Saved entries
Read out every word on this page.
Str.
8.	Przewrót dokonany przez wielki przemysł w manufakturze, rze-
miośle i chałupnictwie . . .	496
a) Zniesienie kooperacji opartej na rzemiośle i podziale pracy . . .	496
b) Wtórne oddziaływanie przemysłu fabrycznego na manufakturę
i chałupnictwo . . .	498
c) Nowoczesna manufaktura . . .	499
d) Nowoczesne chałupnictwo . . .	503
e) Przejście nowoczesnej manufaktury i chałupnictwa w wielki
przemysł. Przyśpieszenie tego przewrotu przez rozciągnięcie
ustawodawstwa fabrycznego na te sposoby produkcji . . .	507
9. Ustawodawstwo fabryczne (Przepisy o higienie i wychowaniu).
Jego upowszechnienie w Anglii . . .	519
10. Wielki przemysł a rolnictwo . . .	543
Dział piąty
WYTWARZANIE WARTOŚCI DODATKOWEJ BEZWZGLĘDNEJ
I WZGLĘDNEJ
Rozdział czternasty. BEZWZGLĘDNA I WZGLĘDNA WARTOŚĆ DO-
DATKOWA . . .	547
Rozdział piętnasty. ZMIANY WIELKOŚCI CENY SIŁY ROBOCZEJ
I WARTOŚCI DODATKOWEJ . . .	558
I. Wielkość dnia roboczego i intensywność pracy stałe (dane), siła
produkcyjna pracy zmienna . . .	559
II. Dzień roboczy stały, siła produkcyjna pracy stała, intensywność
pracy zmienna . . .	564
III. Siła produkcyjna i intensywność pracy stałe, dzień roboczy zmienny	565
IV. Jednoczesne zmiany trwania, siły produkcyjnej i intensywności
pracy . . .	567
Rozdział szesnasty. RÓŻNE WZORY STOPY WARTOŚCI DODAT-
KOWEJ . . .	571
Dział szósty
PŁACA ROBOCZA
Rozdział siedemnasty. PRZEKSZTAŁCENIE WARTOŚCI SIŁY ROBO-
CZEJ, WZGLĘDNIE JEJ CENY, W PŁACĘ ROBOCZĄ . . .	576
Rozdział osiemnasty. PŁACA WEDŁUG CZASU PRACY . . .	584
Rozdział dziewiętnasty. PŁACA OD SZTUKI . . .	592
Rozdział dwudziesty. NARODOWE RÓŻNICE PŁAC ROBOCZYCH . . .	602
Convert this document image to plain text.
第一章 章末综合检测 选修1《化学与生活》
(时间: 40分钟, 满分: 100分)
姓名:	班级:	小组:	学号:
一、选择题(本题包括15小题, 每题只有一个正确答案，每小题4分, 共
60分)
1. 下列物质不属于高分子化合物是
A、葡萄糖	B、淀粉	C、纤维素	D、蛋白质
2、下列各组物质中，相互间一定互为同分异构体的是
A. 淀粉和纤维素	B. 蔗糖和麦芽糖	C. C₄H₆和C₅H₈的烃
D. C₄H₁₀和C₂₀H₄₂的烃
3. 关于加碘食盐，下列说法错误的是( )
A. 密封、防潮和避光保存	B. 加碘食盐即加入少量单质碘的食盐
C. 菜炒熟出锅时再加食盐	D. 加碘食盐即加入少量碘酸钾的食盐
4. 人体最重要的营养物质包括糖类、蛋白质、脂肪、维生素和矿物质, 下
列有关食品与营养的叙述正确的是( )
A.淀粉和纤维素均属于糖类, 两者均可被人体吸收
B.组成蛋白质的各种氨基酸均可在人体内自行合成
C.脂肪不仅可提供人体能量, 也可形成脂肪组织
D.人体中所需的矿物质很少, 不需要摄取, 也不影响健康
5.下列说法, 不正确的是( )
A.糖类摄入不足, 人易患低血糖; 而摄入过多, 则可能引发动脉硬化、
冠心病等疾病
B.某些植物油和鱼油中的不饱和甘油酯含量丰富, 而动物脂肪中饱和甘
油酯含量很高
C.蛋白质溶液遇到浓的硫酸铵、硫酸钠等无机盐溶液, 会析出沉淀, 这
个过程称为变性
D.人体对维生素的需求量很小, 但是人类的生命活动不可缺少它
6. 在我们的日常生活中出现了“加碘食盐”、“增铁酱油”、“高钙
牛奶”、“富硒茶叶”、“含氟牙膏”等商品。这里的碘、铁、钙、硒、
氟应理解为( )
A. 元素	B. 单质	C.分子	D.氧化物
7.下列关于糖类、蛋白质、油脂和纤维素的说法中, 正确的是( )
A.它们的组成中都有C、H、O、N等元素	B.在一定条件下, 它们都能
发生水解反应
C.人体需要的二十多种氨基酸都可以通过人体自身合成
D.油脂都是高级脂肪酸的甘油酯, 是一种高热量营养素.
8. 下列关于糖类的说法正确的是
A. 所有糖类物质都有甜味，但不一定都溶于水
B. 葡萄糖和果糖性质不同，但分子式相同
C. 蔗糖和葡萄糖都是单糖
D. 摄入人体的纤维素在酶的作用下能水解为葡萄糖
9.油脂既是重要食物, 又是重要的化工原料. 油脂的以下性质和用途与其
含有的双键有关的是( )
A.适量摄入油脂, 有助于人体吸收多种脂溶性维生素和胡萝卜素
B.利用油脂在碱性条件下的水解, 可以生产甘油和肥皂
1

» **THE TASK**: Nothing should be changed: write out all of the data as is.

» **RESULT OF THE TASK**:
Read out every word on this page.
Str.
8.	Przewrót dokonany przez wielki przemysł w manufakturze, rze-
miośle i chałupnictwie . . .	496
a) Zniesienie kooperacji opartej na rzemiośle i podziale pracy . . .	496
b) Wtórne oddziaływanie przemysłu fabrycznego na manufakturę
i chałupnictwo . . .	498
c) Nowoczesna manufaktura . . .	499
d) Nowoczesne chałupnictwo . . .	503
e) Przejście nowoczesnej manufaktury i chałupnictwa w wielki
przemysł. Przyśpieszenie tego przewrotu przez rozciągnięcie
ustawodawstwa fabrycznego na te sposoby produkcji . . .	507
9. Ustawodawstwo fabryczne (Przepisy o higienie i wychowaniu).
Jego upowszechnienie w Anglii . . .	519
10. Wielki przemysł a rolnictwo . . .	543
Dział piąty
WYTWARZANIE WARTOŚCI DODATKOWEJ BEZWZGLĘDNEJ
I WZGLĘDNEJ
Rozdział czternasty. BEZWZGLĘDNA I WZGLĘDNA WARTOŚĆ DO-
DATKOWA . . .	547
Rozdział piętnasty. ZMIANY WIELKOŚCI CENY SIŁY ROBOCZEJ
I WARTOŚCI DODATKOWEJ . . .	558
I. Wielkość dnia roboczego i intensywność pracy stałe (dane), siła
produkcyjna pracy zmienna . . .	559
II. Dzień roboczy stały, siła produkcyjna pracy stała, intensywność
pracy zmienna . . .	564
III. Siła produkcyjna i intensywność pracy stałe, dzień roboczy zmienny	565
IV. Jednoczesne zmiany trwania, siły produkcyjnej i intensywności
pracy . . .	567
Rozdział szesnasty. RÓŻNE WZORY STOPY WARTOŚCI DODAT-
KOWEJ . . .	571
Dział szósty
PŁACA ROBOCZA
Rozdział siedemnasty. PRZEKSZTAŁCENIE WARTOŚCI SIŁY ROBO-
CZEJ, WZGLĘDNIE JEJ CENY, W PŁACĘ ROBOCZĄ . . .	576
Rozdział osiemnasty. PŁACA WEDŁUG CZASU PRACY . . .	584
Rozdział dziewiętnasty. PŁACA OD SZTUKI . . .	592
Rozdział dwudziesty. NARODOWE RÓŻNICE PŁAC ROBOCZYCH . . .	602
Convert this document image to plain text.
第一章 章末综合检测 选修1《化学与生活》
(时间: 40分钟, 满分: 100分)
姓名:	班级:	小组:	学号:
一、选择题(本题包括15小题, 每题只有一个正确答案，每小题4分, 共
60分)
1. 下列物质不属于高分子化合物是
A、葡萄糖	B、淀粉	C、纤维素	D、蛋白质
2、下列各组物质中，相互间一定互为同分异构体的是
A. 淀粉和纤维素	B. 蔗糖和麦芽糖	C. C₄H₆和C₅H₈的烃
D. C₄H₁₀和C₂₀H₄₂的烃
3. 关于加碘食盐，下列说法错误的是( )
A. 密封、防潮和避光保存	B. 加碘食盐即加入少量单质碘的食盐
C. 菜炒熟出锅时再加食盐	D. 加碘食盐即加入少量碘酸钾的食盐
4. 人体最重要的营养物质包括糖类、蛋白质、脂肪、维生素和矿物质, 下
列有关食品与营养的叙述正确的是( )
A.淀粉和纤维素均属于糖类, 两者均可被人体吸收
B.组成蛋白质的各种氨基酸均可在人体内自行合成
C.脂肪不仅可提供人体能量, 也可形成脂肪组织
D.人体中所需的矿物质很少, 不需要摄取, 也不影响健康
5.下列说法, 不正确的是( )
A.糖类摄入不足, 人易患低血糖; 而摄入过多, 则可能引发动脉硬化、
冠心病等疾病
B.某些植物油和鱼油中的不饱和甘油酯含量丰富, 而动物脂肪中饱和甘
油酯含量很高
C.蛋白质溶液遇到浓的硫酸铵、硫酸钠等无机盐溶液, 会析出沉淀, 这
个过程称为变性
D.人体对维生素的需求量很小, 但是人类的生命活动不可缺少它
6. 在我们的日常生活中出现了“加碘食盐”、“增铁酱油”、“高钙
牛奶”、“富硒茶叶”、“含氟牙膏”等商品。这里的碘、铁、钙、硒、
氟应理解为( )
A. 元素	B. 单质	C.分子	D.氧化物
7.下列关于糖类、蛋白质、油脂和纤维素的说法中, 正确的是( )
A.它们的组成中都有C、H、O、N等元素	B.在一定条件下, 它们都能
发生水解反应
C.人体需要的二十多种氨基酸都可以通过人体自身合成
D.油脂都是高级脂肪酸的甘油酯, 是一种高热量营养素.
8. 下列关于糖类的说法正确的是
A. 所有糖类物质都有甜味，但不一定都溶于水
B. 葡萄糖和果糖性质不同，但分子式相同
C. 蔗糖和葡萄糖都是单糖
D. 摄入人体的纤维素在酶的作用下能水解为葡萄糖
9.油脂既是重要食物, 又是重要的化工原料. 油脂的以下性质和用途与其
含有的双键有关的是( )
A.适量摄入油脂, 有助于人体吸收多种脂溶性维生素和胡萝卜素
B.利用油脂在碱性条件下的水解, 可以生产甘油和肥皂
1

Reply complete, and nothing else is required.